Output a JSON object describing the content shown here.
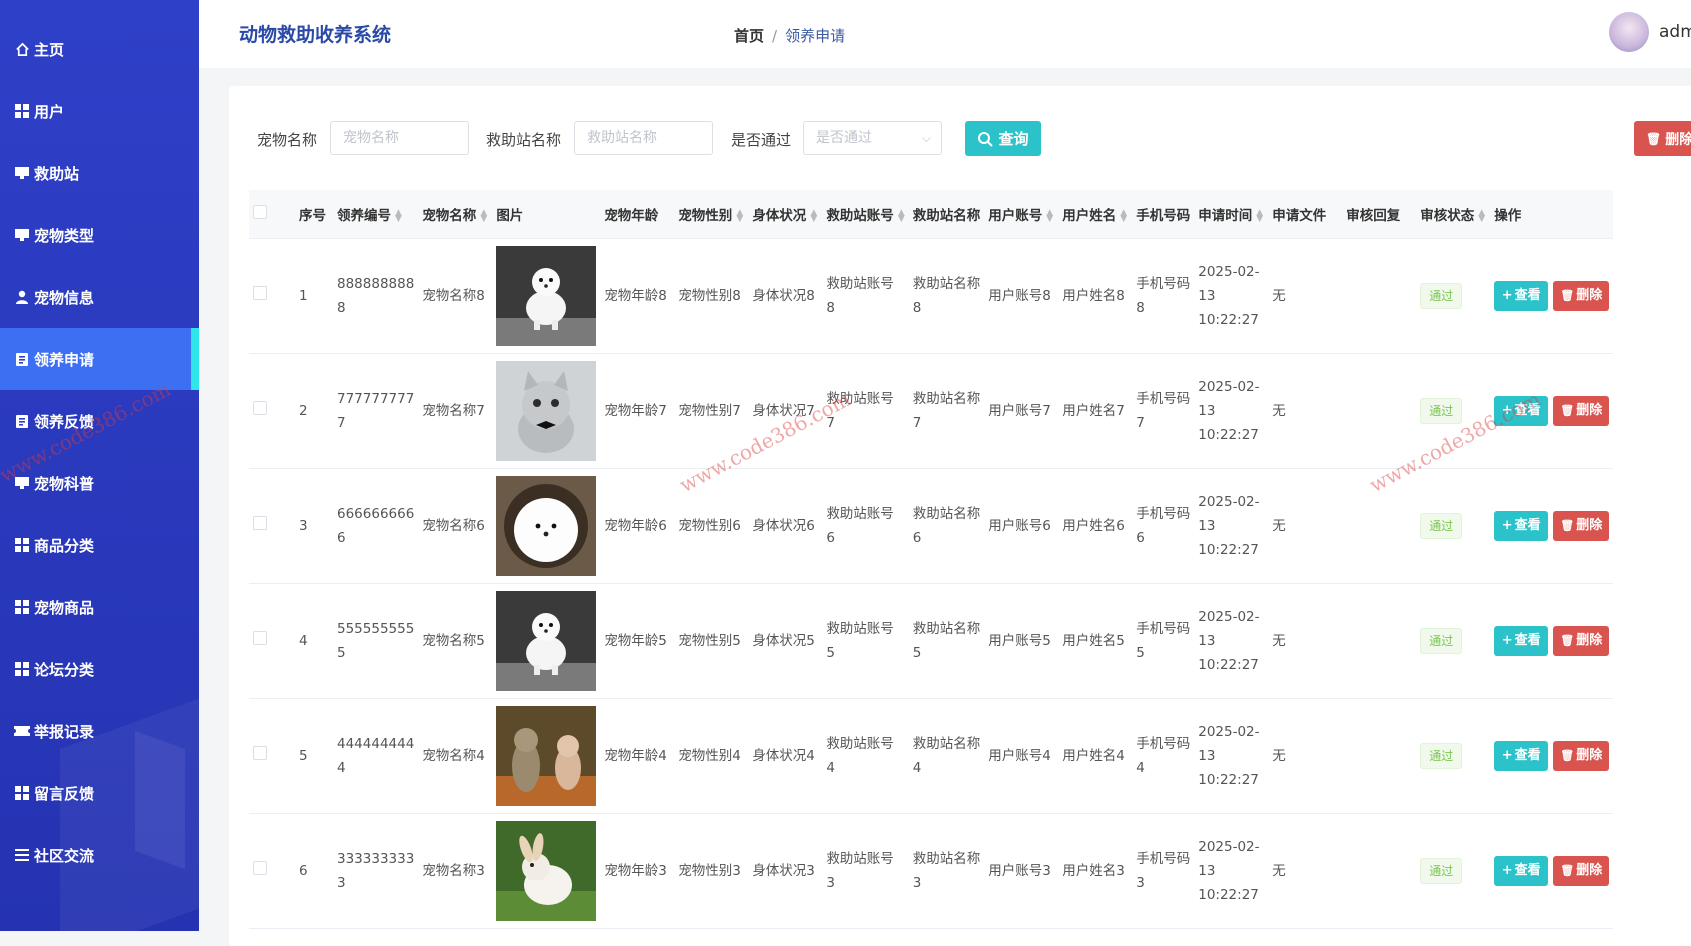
{
  "app": {
    "title": "动物救助收养系统",
    "username": "admin"
  },
  "breadcrumb": {
    "home": "首页",
    "separator": "/",
    "current": "领养申请"
  },
  "sidebar": {
    "items": [
      {
        "label": "主页",
        "icon": "home-icon"
      },
      {
        "label": "用户",
        "icon": "grid-icon"
      },
      {
        "label": "救助站",
        "icon": "monitor-icon"
      },
      {
        "label": "宠物类型",
        "icon": "monitor-icon"
      },
      {
        "label": "宠物信息",
        "icon": "user-icon"
      },
      {
        "label": "领养申请",
        "icon": "clipboard-icon",
        "active": true
      },
      {
        "label": "领养反馈",
        "icon": "clipboard-icon"
      },
      {
        "label": "宠物科普",
        "icon": "monitor-icon"
      },
      {
        "label": "商品分类",
        "icon": "grid-icon"
      },
      {
        "label": "宠物商品",
        "icon": "grid-icon"
      },
      {
        "label": "论坛分类",
        "icon": "grid-icon"
      },
      {
        "label": "举报记录",
        "icon": "ticket-icon"
      },
      {
        "label": "留言反馈",
        "icon": "grid-icon"
      },
      {
        "label": "社区交流",
        "icon": "list-icon"
      }
    ]
  },
  "search": {
    "pet_name_label": "宠物名称",
    "pet_name_placeholder": "宠物名称",
    "station_label": "救助站名称",
    "station_placeholder": "救助站名称",
    "pass_label": "是否通过",
    "pass_placeholder": "是否通过",
    "query_button": "查询",
    "batch_delete_button": "删除"
  },
  "table": {
    "headers": [
      "序号",
      "领养编号",
      "宠物名称",
      "图片",
      "宠物年龄",
      "宠物性别",
      "身体状况",
      "救助站账号",
      "救助站名称",
      "用户账号",
      "用户姓名",
      "手机号码",
      "申请时间",
      "申请文件",
      "审核回复",
      "审核状态",
      "操作"
    ],
    "rows": [
      {
        "index": "1",
        "code1": "888888888",
        "code2": "8",
        "pet_name": "宠物名称8",
        "image": "white-ferret",
        "age": "宠物年龄8",
        "gender": "宠物性别8",
        "health": "身体状况8",
        "station_acc1": "救助站账号",
        "station_acc2": "8",
        "station_name1": "救助站名称",
        "station_name2": "8",
        "user_acc": "用户账号8",
        "user_name": "用户姓名8",
        "phone1": "手机号码",
        "phone2": "8",
        "date": "2025-02-13",
        "time": "10:22:27",
        "file": "无",
        "reply": "",
        "status": "通过"
      },
      {
        "index": "2",
        "code1": "777777777",
        "code2": "7",
        "pet_name": "宠物名称7",
        "image": "grey-kitten",
        "age": "宠物年龄7",
        "gender": "宠物性别7",
        "health": "身体状况7",
        "station_acc1": "救助站账号",
        "station_acc2": "7",
        "station_name1": "救助站名称",
        "station_name2": "7",
        "user_acc": "用户账号7",
        "user_name": "用户姓名7",
        "phone1": "手机号码",
        "phone2": "7",
        "date": "2025-02-13",
        "time": "10:22:27",
        "file": "无",
        "reply": "",
        "status": "通过"
      },
      {
        "index": "3",
        "code1": "666666666",
        "code2": "6",
        "pet_name": "宠物名称6",
        "image": "white-pomeranian",
        "age": "宠物年龄6",
        "gender": "宠物性别6",
        "health": "身体状况6",
        "station_acc1": "救助站账号",
        "station_acc2": "6",
        "station_name1": "救助站名称",
        "station_name2": "6",
        "user_acc": "用户账号6",
        "user_name": "用户姓名6",
        "phone1": "手机号码",
        "phone2": "6",
        "date": "2025-02-13",
        "time": "10:22:27",
        "file": "无",
        "reply": "",
        "status": "通过"
      },
      {
        "index": "4",
        "code1": "555555555",
        "code2": "5",
        "pet_name": "宠物名称5",
        "image": "white-ferret",
        "age": "宠物年龄5",
        "gender": "宠物性别5",
        "health": "身体状况5",
        "station_acc1": "救助站账号",
        "station_acc2": "5",
        "station_name1": "救助站名称",
        "station_name2": "5",
        "user_acc": "用户账号5",
        "user_name": "用户姓名5",
        "phone1": "手机号码",
        "phone2": "5",
        "date": "2025-02-13",
        "time": "10:22:27",
        "file": "无",
        "reply": "",
        "status": "通过"
      },
      {
        "index": "5",
        "code1": "444444444",
        "code2": "4",
        "pet_name": "宠物名称4",
        "image": "tabby-kittens",
        "age": "宠物年龄4",
        "gender": "宠物性别4",
        "health": "身体状况4",
        "station_acc1": "救助站账号",
        "station_acc2": "4",
        "station_name1": "救助站名称",
        "station_name2": "4",
        "user_acc": "用户账号4",
        "user_name": "用户姓名4",
        "phone1": "手机号码",
        "phone2": "4",
        "date": "2025-02-13",
        "time": "10:22:27",
        "file": "无",
        "reply": "",
        "status": "通过"
      },
      {
        "index": "6",
        "code1": "333333333",
        "code2": "3",
        "pet_name": "宠物名称3",
        "image": "white-rabbit",
        "age": "宠物年龄3",
        "gender": "宠物性别3",
        "health": "身体状况3",
        "station_acc1": "救助站账号",
        "station_acc2": "3",
        "station_name1": "救助站名称",
        "station_name2": "3",
        "user_acc": "用户账号3",
        "user_name": "用户姓名3",
        "phone1": "手机号码",
        "phone2": "3",
        "date": "2025-02-13",
        "time": "10:22:27",
        "file": "无",
        "reply": "",
        "status": "通过"
      }
    ],
    "view_button": "查看",
    "delete_button": "删除"
  },
  "watermark": "www.code386.com",
  "colors": {
    "sidebar": "#2f40c8",
    "active": "#3d6ff2",
    "accent": "#2bc3c9",
    "danger": "#d9534f",
    "title": "#2b4aa8"
  }
}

What to work on ->
Look through the listing and extract every line with "index" in it.

Solution for this problem ->
        "index": "1",
        "index": "2",
        "index": "3",
        "index": "4",
        "index": "5",
        "index": "6",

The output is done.